→ Job:
Below are some records. Pull every line that contains the word "Cross".

→ Data listing:
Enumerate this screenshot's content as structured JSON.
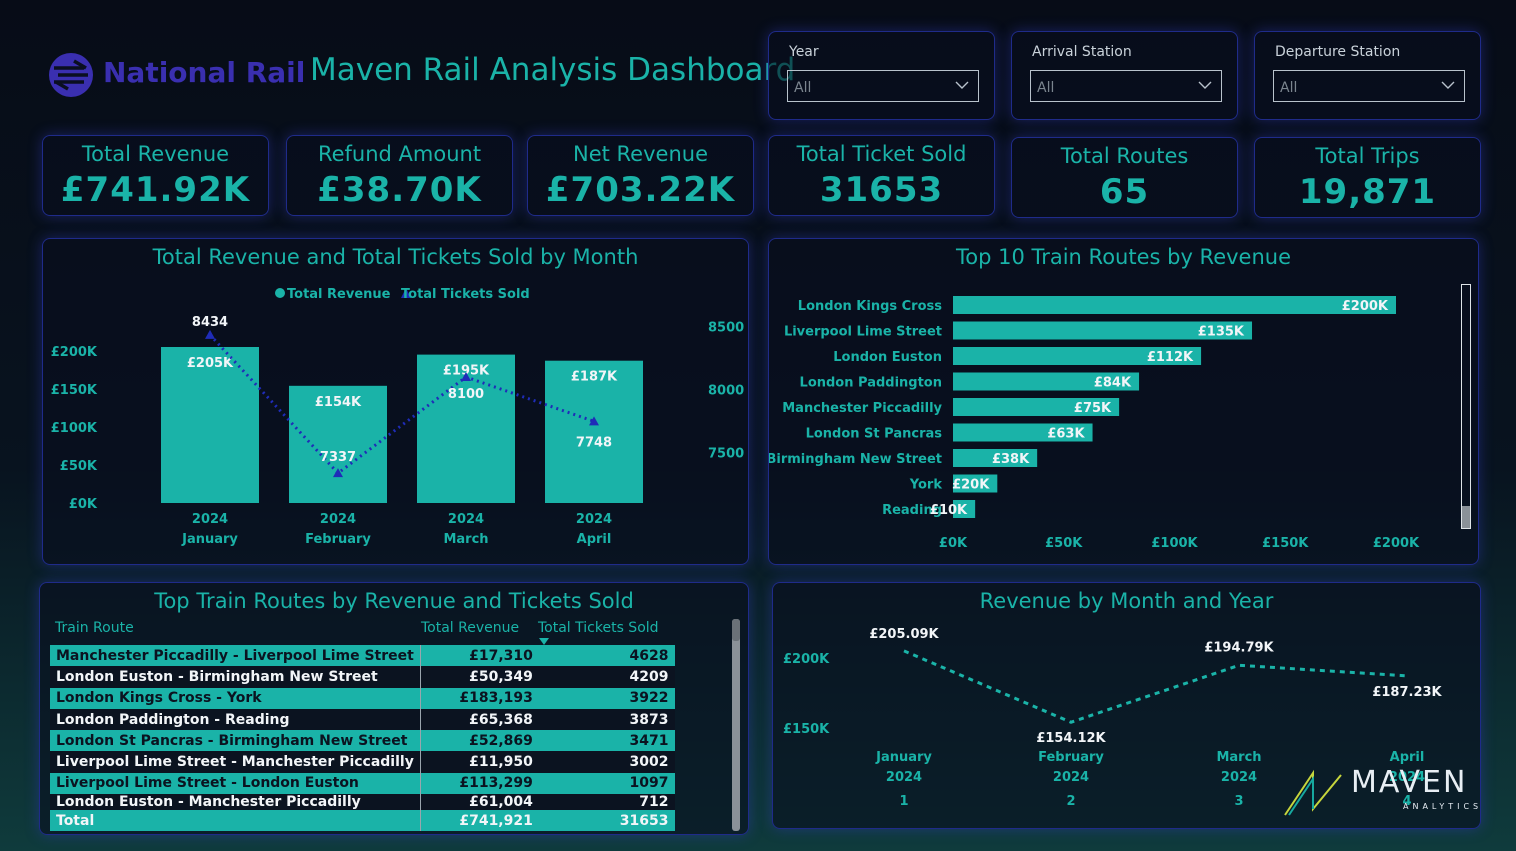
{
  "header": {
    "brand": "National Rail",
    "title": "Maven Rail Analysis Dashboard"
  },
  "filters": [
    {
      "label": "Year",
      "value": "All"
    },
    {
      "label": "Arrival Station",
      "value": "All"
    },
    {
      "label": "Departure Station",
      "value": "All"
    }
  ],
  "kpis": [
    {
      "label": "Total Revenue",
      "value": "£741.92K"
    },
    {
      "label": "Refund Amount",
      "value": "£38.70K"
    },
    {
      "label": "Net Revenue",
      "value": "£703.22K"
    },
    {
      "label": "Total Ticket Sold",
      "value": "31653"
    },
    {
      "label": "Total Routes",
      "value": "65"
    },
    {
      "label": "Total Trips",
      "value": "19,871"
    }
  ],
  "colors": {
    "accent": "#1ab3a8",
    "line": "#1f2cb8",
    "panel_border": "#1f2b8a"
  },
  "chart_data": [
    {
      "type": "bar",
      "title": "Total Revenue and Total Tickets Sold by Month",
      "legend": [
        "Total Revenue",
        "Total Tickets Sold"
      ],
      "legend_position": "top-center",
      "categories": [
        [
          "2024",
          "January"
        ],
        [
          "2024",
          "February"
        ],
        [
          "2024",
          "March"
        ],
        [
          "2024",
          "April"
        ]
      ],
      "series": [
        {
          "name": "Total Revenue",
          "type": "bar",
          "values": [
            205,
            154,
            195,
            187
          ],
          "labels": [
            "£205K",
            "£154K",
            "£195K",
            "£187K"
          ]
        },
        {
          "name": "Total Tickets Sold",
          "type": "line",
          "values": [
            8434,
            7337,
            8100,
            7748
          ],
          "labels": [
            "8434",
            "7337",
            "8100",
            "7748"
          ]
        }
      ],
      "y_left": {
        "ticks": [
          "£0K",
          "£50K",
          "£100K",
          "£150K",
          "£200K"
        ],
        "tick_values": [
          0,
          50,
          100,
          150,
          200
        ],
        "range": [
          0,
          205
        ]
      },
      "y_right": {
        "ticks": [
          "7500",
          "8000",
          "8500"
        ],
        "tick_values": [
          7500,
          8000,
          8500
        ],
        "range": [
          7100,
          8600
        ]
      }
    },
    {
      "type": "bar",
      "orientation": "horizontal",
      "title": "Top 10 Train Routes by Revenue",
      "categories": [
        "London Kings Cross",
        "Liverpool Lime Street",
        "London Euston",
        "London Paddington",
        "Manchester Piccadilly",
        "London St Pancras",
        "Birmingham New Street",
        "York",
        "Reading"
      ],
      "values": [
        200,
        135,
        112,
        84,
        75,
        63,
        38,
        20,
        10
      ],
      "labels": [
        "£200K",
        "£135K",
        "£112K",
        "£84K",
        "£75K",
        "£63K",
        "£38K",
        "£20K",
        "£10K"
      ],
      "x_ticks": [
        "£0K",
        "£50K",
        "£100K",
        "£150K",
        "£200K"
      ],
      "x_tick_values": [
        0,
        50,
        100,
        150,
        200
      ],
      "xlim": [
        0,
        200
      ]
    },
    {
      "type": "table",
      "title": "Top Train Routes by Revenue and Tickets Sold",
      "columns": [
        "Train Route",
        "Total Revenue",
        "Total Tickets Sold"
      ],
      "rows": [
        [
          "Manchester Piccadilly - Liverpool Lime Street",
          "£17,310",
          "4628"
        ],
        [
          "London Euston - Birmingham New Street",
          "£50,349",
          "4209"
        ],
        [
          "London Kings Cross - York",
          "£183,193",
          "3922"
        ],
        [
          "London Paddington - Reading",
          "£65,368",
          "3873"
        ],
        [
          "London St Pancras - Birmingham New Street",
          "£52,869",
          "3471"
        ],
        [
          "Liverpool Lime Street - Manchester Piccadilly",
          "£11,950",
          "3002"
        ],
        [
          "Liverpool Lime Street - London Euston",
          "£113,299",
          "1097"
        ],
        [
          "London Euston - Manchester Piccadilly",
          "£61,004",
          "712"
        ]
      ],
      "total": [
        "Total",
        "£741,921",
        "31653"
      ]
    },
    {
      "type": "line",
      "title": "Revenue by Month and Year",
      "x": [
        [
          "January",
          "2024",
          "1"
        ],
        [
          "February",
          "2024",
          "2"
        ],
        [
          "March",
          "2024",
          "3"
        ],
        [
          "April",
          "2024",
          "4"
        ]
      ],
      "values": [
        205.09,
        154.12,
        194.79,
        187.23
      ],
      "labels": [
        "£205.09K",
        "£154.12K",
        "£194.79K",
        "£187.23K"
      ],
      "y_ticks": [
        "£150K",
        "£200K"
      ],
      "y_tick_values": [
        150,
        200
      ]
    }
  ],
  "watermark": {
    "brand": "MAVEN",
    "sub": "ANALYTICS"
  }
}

→ Right answer:
        "London Kings Cross",
          "London Kings Cross - York",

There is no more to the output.